_Task_
Compile every line that includes the word "variance".
* begin Exercise material *
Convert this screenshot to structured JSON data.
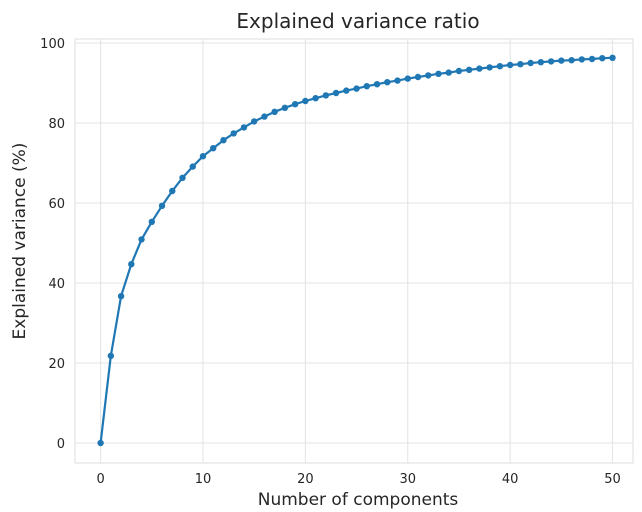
{
  "chart_data": {
    "type": "line",
    "title": "Explained variance ratio",
    "xlabel": "Number of components",
    "ylabel": "Explained variance (%)",
    "xlim": [
      -2.5,
      52
    ],
    "ylim": [
      -5,
      101
    ],
    "xticks": [
      0,
      10,
      20,
      30,
      40,
      50
    ],
    "yticks": [
      0,
      20,
      40,
      60,
      80,
      100
    ],
    "grid": true,
    "line_color": "#1f77b4",
    "x": [
      0,
      1,
      2,
      3,
      4,
      5,
      6,
      7,
      8,
      9,
      10,
      11,
      12,
      13,
      14,
      15,
      16,
      17,
      18,
      19,
      20,
      21,
      22,
      23,
      24,
      25,
      26,
      27,
      28,
      29,
      30,
      31,
      32,
      33,
      34,
      35,
      36,
      37,
      38,
      39,
      40,
      41,
      42,
      43,
      44,
      45,
      46,
      47,
      48,
      49,
      50
    ],
    "series": [
      {
        "values": [
          0,
          21.8,
          36.7,
          44.7,
          50.9,
          55.3,
          59.3,
          63.0,
          66.3,
          69.1,
          71.7,
          73.7,
          75.7,
          77.4,
          78.9,
          80.4,
          81.6,
          82.8,
          83.8,
          84.7,
          85.5,
          86.2,
          86.9,
          87.5,
          88.1,
          88.6,
          89.2,
          89.7,
          90.2,
          90.6,
          91.1,
          91.5,
          91.9,
          92.3,
          92.6,
          93.0,
          93.3,
          93.6,
          93.9,
          94.2,
          94.5,
          94.7,
          95.0,
          95.2,
          95.4,
          95.6,
          95.7,
          95.9,
          96.0,
          96.2,
          96.3
        ]
      }
    ]
  }
}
* end Exercise material *
_Task solution_
    "title": "Explained variance ratio",
    "ylabel": "Explained variance (%)",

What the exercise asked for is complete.